• Input
☆ ☆ ☆ ☆ ☆
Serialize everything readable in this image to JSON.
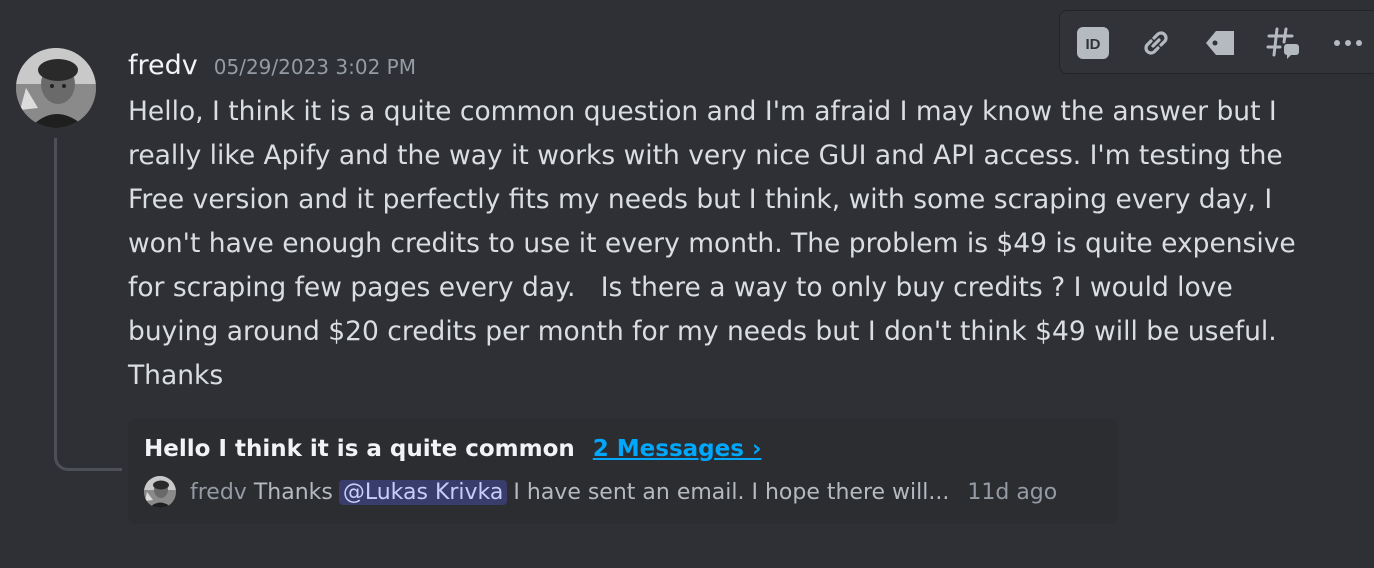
{
  "message": {
    "username": "fredv",
    "timestamp": "05/29/2023 3:02 PM",
    "content_lines": [
      "Hello, I think it is a quite common question and I'm afraid I may know the answer but I",
      "really like Apify and the way it works with very nice GUI and API access. I'm testing the",
      "Free version and it perfectly fits my needs but I think, with some scraping every day, I",
      "won't have enough credits to use it every month. The problem is $49 is quite expensive",
      "for scraping few pages every day.   Is there a way to only buy credits ? I would love",
      "buying around $20 credits per month for my needs but I don't think $49 will be useful.",
      "Thanks"
    ]
  },
  "thread": {
    "name": "Hello I think it is a quite common",
    "count": "2 Messages ›",
    "preview_user": "fredv",
    "preview_before": "Thanks",
    "preview_mention": "@Lukas Krivka",
    "preview_after": "I have sent an email. I hope there will...",
    "preview_time": "11d ago"
  },
  "toolbar": {
    "icons": [
      "id-icon",
      "link-icon",
      "tag-icon",
      "thread-icon",
      "more-icon"
    ],
    "id_glyph": "ID"
  },
  "colors": {
    "background": "#313338",
    "mention_bg": "#3c4270",
    "link": "#00a8fc"
  }
}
☆ ☆ ☆ ☆ ☆
• The task
From the listing, copy every line where the string "have" appears.

• Response to the exercise
      "won't have enough credits to use it every month. The problem is $49 is quite expensive",
    "preview_after": "I have sent an email. I hope there will...",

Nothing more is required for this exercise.